▶ GIVEN RECORDS
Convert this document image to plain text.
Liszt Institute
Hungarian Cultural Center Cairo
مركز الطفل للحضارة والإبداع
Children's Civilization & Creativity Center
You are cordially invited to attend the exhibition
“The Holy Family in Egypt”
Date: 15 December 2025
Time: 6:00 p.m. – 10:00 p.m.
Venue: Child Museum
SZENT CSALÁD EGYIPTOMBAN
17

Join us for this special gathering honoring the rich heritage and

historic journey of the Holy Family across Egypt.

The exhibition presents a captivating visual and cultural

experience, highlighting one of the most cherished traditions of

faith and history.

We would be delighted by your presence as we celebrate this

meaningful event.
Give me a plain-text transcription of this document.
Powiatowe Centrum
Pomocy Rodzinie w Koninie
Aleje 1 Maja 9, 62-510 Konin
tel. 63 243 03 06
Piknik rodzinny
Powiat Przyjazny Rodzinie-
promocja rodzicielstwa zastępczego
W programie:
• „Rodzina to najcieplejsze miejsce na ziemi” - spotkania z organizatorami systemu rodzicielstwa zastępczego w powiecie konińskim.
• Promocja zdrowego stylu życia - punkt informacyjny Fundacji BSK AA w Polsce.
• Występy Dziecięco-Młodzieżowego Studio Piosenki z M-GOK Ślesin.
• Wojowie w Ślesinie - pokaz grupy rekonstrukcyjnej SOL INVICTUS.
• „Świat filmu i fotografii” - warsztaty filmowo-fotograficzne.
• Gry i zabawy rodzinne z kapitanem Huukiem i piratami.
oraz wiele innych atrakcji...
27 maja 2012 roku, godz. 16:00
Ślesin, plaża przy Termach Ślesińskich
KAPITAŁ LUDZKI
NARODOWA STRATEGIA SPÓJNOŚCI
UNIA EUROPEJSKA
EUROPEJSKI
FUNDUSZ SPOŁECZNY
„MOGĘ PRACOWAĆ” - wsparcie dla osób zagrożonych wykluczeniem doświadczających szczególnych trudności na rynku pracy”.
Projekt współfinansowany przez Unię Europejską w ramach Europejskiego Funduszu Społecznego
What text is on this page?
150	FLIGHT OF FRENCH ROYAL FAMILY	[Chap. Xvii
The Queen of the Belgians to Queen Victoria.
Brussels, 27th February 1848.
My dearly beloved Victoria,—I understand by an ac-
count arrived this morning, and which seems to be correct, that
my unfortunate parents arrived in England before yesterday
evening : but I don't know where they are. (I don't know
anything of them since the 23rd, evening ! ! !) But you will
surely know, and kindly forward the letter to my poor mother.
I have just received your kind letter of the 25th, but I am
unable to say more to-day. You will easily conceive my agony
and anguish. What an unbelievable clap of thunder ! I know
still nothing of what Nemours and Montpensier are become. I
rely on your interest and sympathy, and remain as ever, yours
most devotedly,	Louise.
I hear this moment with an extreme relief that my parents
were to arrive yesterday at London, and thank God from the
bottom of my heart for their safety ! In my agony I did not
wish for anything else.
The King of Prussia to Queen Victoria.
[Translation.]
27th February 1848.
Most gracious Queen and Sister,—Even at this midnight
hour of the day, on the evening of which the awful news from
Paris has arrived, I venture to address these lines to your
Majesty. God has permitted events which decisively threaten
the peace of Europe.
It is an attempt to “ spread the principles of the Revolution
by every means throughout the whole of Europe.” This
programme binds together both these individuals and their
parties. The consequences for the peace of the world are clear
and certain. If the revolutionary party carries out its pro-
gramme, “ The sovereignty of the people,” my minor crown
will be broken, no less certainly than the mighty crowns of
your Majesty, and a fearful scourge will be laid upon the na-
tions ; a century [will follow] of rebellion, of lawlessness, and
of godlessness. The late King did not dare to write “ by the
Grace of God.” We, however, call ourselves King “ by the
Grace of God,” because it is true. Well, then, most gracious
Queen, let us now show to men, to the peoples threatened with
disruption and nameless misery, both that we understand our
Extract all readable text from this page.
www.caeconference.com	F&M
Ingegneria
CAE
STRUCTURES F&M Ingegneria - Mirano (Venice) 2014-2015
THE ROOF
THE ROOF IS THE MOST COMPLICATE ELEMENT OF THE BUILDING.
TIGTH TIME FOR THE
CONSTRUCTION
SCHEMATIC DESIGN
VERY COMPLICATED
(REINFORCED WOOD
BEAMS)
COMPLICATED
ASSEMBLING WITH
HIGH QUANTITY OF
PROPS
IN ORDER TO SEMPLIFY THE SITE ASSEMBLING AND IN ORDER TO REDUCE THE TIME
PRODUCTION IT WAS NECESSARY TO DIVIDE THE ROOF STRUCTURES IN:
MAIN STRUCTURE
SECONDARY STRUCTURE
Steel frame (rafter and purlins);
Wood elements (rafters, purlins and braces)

▶ TASK DIRECTIONS
Scan the material above. Copy each line that holds the word "Holy".

▶ EXERCISE ANSWER
“The Holy Family in Egypt”
historic journey of the Holy Family across Egypt.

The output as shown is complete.